■ What needs to be done ■
Find each line with the string "surgery" and report it.
──────── Record extracts
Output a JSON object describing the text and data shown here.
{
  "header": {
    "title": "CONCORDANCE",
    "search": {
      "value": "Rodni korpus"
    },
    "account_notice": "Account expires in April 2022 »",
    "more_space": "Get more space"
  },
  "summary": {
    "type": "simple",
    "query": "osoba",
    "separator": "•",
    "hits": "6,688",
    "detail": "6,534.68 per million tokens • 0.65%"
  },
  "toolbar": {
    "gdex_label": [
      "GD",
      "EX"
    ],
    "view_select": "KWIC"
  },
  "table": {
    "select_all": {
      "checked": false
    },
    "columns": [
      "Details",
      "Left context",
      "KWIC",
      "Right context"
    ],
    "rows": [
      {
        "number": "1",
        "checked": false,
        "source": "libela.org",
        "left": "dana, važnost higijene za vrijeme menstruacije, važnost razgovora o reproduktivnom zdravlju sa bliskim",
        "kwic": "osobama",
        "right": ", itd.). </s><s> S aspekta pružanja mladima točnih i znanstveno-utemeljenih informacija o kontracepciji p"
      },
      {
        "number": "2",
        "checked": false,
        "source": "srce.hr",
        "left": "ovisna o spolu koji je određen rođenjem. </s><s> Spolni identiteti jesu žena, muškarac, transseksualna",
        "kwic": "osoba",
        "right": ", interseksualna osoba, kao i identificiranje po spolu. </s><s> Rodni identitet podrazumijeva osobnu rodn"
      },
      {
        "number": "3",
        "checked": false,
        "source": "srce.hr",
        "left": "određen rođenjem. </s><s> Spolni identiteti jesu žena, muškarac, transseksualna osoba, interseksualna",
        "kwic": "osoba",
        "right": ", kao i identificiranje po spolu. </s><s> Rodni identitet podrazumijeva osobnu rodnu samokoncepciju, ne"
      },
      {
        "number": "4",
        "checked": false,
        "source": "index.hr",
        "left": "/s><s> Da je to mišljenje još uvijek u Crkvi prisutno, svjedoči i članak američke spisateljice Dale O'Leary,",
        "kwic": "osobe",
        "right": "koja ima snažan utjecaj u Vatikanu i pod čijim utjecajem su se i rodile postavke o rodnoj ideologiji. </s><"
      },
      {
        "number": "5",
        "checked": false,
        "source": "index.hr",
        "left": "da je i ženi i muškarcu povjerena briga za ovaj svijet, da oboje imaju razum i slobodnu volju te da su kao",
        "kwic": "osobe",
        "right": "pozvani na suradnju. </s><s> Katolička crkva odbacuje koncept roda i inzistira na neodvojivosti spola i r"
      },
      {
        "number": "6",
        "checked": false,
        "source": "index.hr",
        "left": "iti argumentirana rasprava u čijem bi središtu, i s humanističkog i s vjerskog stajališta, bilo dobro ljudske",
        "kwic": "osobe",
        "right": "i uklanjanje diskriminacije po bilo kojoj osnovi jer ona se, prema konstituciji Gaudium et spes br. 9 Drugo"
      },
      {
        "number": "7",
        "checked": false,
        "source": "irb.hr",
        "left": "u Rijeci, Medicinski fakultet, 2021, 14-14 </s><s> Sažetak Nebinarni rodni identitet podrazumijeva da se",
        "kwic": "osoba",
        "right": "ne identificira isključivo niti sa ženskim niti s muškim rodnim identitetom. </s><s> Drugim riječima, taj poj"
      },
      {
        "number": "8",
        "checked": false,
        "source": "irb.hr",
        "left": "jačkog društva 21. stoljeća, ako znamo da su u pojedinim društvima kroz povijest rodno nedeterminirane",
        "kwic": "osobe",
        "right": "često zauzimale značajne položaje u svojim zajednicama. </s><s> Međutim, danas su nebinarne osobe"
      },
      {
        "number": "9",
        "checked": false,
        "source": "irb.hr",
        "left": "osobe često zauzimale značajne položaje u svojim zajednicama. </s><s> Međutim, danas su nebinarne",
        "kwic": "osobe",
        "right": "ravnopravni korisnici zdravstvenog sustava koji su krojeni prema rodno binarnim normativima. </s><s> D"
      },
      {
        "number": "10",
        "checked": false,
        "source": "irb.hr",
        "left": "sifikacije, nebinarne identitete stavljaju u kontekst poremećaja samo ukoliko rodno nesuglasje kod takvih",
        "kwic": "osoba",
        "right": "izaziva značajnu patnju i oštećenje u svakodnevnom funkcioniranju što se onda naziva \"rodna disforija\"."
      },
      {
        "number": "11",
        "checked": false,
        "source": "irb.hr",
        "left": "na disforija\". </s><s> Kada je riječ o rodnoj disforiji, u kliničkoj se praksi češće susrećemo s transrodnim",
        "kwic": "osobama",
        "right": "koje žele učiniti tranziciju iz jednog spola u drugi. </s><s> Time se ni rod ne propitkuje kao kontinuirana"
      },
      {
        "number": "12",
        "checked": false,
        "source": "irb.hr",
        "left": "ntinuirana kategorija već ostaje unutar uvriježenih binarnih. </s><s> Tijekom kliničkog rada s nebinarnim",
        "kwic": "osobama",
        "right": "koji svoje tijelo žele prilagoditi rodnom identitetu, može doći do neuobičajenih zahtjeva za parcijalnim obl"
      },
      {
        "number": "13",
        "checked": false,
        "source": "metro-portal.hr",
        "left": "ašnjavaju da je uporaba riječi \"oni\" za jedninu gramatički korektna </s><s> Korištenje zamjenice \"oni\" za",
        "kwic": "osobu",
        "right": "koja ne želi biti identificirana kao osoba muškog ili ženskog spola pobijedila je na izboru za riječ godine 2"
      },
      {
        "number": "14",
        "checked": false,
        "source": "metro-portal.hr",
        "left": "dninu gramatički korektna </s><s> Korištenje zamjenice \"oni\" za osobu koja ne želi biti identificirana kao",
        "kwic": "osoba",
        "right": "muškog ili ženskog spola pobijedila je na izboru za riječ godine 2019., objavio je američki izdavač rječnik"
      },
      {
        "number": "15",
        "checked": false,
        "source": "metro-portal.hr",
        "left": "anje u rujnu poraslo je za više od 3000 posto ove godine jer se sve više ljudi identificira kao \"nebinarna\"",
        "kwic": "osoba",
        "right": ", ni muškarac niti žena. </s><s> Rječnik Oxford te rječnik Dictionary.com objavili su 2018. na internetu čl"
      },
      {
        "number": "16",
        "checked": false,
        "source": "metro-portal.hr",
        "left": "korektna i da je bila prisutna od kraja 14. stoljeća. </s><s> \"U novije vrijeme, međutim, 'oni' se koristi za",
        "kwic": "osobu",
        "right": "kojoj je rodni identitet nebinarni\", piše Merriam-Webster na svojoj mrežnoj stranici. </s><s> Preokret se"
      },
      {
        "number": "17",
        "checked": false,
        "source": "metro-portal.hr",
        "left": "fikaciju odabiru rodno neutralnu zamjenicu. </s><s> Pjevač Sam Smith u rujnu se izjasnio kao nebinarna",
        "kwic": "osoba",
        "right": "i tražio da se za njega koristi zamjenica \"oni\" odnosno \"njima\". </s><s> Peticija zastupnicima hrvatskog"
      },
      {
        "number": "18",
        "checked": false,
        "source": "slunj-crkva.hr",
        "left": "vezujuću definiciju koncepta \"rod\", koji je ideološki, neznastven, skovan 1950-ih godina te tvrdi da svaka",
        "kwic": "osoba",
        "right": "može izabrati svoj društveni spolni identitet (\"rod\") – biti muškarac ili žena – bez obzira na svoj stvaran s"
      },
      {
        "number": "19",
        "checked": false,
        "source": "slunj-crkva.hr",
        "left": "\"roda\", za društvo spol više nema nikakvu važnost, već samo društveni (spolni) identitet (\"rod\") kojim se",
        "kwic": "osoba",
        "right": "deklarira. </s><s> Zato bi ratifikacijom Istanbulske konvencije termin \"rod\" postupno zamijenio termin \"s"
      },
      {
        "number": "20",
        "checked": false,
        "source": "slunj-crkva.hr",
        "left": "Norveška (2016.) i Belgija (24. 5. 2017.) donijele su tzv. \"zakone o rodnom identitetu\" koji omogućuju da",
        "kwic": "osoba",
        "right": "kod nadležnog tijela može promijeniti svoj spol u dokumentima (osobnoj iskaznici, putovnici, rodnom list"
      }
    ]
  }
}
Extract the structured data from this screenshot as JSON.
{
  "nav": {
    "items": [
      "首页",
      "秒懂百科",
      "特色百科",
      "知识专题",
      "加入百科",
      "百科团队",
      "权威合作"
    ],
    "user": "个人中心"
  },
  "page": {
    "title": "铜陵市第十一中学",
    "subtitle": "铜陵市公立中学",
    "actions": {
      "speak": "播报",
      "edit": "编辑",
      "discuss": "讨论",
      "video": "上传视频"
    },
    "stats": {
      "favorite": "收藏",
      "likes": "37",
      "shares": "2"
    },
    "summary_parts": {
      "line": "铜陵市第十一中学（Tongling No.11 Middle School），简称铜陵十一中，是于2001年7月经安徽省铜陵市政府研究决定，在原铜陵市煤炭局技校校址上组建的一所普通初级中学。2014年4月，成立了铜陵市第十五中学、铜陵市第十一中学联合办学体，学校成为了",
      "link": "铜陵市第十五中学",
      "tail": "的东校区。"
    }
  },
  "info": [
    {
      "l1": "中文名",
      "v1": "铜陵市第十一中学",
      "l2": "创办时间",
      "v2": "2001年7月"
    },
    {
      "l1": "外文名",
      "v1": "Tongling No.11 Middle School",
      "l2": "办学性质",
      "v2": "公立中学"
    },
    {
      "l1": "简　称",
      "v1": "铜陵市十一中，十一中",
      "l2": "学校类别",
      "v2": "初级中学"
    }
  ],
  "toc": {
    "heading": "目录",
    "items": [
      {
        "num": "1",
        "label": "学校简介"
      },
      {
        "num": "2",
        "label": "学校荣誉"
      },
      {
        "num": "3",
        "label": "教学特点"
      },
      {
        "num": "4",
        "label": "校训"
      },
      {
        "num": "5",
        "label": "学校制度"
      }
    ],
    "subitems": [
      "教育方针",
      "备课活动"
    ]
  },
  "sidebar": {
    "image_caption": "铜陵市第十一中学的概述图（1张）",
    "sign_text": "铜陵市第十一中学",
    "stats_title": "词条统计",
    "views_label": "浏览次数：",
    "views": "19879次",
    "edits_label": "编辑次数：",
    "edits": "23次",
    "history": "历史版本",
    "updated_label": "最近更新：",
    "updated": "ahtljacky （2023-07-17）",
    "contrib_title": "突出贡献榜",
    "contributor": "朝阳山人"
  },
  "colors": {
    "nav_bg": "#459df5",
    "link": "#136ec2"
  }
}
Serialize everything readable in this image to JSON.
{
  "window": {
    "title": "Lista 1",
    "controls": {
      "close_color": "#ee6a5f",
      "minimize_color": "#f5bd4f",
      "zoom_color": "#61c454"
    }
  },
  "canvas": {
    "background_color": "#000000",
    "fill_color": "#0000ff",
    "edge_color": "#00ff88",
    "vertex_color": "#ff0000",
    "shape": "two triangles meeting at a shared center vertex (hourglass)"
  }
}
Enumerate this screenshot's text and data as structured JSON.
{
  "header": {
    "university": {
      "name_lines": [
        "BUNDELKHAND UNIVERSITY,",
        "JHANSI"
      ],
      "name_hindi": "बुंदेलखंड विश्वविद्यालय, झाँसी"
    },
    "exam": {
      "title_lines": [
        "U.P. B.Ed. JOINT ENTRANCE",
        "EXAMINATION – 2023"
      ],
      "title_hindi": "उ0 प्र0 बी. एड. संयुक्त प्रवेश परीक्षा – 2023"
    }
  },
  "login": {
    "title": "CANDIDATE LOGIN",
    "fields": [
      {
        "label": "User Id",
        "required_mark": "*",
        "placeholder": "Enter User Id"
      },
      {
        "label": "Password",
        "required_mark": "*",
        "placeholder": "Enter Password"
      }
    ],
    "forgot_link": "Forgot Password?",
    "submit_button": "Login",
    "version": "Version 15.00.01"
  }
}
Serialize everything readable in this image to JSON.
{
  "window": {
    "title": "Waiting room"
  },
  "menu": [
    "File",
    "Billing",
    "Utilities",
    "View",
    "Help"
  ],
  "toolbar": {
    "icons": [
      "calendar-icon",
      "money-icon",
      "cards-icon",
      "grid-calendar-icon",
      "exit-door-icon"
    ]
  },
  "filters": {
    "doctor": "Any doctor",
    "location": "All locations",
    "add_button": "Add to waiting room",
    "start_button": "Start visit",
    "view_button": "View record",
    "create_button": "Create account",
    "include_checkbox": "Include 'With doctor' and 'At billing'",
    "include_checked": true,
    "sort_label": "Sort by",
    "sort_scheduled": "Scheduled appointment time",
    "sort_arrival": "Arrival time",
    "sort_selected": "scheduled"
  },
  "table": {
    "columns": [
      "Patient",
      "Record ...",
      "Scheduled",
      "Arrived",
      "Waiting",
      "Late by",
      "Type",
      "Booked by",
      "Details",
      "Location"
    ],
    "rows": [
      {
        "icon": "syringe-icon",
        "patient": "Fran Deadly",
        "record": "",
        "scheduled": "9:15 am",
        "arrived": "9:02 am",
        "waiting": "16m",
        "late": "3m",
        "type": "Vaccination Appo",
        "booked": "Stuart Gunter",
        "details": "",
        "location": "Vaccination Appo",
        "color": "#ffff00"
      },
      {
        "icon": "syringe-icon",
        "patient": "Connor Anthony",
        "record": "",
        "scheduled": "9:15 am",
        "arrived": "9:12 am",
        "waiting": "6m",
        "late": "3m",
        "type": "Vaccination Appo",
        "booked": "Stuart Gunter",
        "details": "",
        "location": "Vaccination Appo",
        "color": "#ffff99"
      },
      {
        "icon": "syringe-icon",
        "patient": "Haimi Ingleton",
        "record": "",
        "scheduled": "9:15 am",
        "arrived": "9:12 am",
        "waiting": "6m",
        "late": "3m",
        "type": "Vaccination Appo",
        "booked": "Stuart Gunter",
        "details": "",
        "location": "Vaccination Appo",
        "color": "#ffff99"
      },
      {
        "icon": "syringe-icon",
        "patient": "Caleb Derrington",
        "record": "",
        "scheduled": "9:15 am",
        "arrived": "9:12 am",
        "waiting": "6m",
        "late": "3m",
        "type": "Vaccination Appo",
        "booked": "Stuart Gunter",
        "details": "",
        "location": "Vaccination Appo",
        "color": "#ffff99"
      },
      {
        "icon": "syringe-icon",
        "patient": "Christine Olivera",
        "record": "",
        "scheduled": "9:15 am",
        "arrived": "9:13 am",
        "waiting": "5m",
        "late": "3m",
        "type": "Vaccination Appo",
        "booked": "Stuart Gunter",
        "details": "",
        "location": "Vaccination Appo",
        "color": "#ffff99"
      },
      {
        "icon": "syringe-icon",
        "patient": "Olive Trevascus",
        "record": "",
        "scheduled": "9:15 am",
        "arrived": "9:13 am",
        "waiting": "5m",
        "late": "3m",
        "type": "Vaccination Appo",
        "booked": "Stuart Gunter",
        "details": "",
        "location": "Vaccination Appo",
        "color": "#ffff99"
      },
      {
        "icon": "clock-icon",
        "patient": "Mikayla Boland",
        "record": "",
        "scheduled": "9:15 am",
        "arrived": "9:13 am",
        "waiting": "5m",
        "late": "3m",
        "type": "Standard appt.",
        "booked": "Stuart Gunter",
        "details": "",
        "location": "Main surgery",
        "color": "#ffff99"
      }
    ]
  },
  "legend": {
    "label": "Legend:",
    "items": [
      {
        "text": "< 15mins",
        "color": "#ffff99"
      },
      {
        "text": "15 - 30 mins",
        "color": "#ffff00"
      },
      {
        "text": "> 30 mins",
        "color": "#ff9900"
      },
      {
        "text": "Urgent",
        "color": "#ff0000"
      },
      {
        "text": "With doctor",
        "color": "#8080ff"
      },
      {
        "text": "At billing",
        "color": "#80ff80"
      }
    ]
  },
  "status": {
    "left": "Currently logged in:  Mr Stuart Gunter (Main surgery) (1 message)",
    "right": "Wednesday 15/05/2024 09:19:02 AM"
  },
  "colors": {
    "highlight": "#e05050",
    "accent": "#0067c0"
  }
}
────────────────
■ Exercise result ■
        "location": "Main surgery",
    "left": "Currently logged in:  Mr Stuart Gunter (Main surgery) (1 message)",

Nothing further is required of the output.